Within the material below, find each line bearing the word "Tageskilometerstand" and present it.

— Start of Data excerpts —

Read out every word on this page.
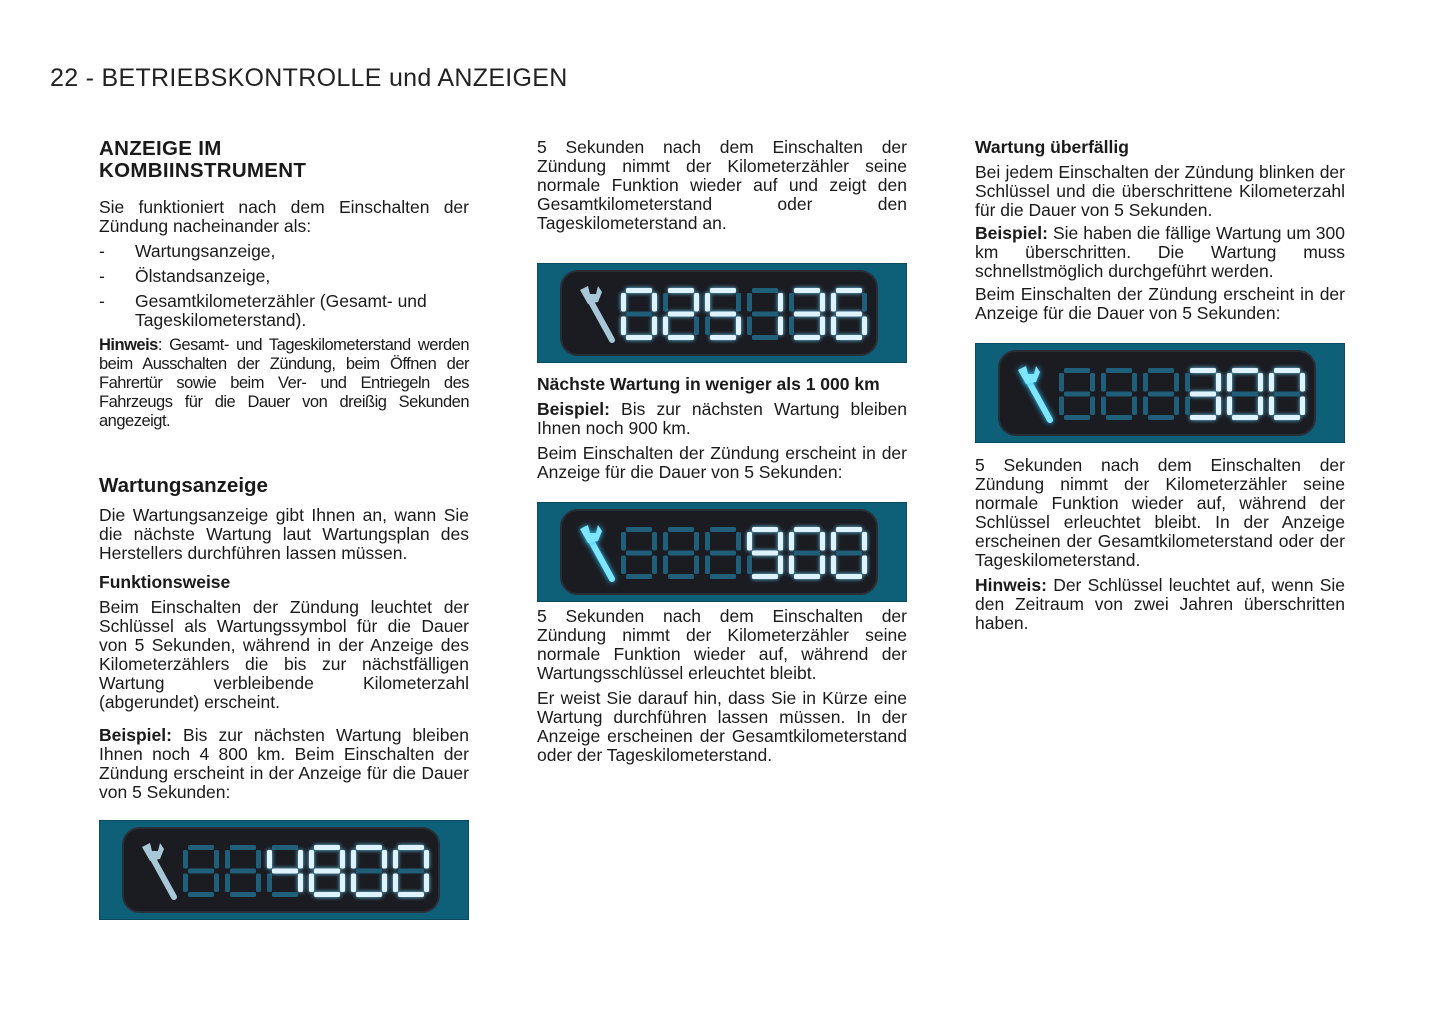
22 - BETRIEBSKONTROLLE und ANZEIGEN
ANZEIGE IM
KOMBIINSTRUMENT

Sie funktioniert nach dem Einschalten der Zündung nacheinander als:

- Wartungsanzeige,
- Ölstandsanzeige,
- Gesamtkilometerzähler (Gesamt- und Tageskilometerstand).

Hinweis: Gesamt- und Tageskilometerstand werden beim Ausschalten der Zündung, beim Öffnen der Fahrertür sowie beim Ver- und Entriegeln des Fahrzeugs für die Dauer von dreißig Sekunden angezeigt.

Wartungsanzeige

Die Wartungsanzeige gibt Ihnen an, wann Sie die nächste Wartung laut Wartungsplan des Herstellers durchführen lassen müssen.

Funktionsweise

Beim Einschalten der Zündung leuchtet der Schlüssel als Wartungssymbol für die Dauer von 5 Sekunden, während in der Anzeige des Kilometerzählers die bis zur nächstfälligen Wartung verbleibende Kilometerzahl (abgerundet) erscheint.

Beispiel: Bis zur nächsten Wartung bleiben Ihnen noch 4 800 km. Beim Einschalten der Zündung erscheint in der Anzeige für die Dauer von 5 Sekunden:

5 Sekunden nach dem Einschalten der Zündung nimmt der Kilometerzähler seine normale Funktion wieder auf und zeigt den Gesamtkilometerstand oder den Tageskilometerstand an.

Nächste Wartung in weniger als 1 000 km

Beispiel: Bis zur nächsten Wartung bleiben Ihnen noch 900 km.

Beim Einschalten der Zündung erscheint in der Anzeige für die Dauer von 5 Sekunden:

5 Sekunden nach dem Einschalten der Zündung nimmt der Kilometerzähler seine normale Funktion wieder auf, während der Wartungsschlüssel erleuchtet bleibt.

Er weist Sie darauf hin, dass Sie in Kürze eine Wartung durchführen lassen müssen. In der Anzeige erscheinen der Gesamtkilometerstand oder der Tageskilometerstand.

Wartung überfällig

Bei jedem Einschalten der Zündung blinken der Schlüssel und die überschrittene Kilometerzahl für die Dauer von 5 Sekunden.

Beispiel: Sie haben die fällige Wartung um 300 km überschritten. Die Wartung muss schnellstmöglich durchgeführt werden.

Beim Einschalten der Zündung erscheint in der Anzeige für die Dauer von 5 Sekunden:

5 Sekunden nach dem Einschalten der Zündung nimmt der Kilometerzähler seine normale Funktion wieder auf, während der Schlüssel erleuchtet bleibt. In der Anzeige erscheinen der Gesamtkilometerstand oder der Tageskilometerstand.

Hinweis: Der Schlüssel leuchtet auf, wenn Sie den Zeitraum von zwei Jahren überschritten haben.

— End of Data excerpts —

§ Answer to this problem
- Gesamtkilometerzähler (Gesamt- und Tageskilometerstand).
Hinweis: Gesamt- und Tageskilometerstand werden beim Ausschalten der Zündung, beim Öffnen der Fahrertür sowie beim Ver- und Entriegeln des Fahrzeugs für die Dauer von dreißig Sekunden angezeigt.
5 Sekunden nach dem Einschalten der Zündung nimmt der Kilometerzähler seine normale Funktion wieder auf und zeigt den Gesamtkilometerstand oder den Tageskilometerstand an.
Er weist Sie darauf hin, dass Sie in Kürze eine Wartung durchführen lassen müssen. In der Anzeige erscheinen der Gesamtkilometerstand oder der Tageskilometerstand.
5 Sekunden nach dem Einschalten der Zündung nimmt der Kilometerzähler seine normale Funktion wieder auf, während der Schlüssel erleuchtet bleibt. In der Anzeige erscheinen der Gesamtkilometerstand oder der Tageskilometerstand.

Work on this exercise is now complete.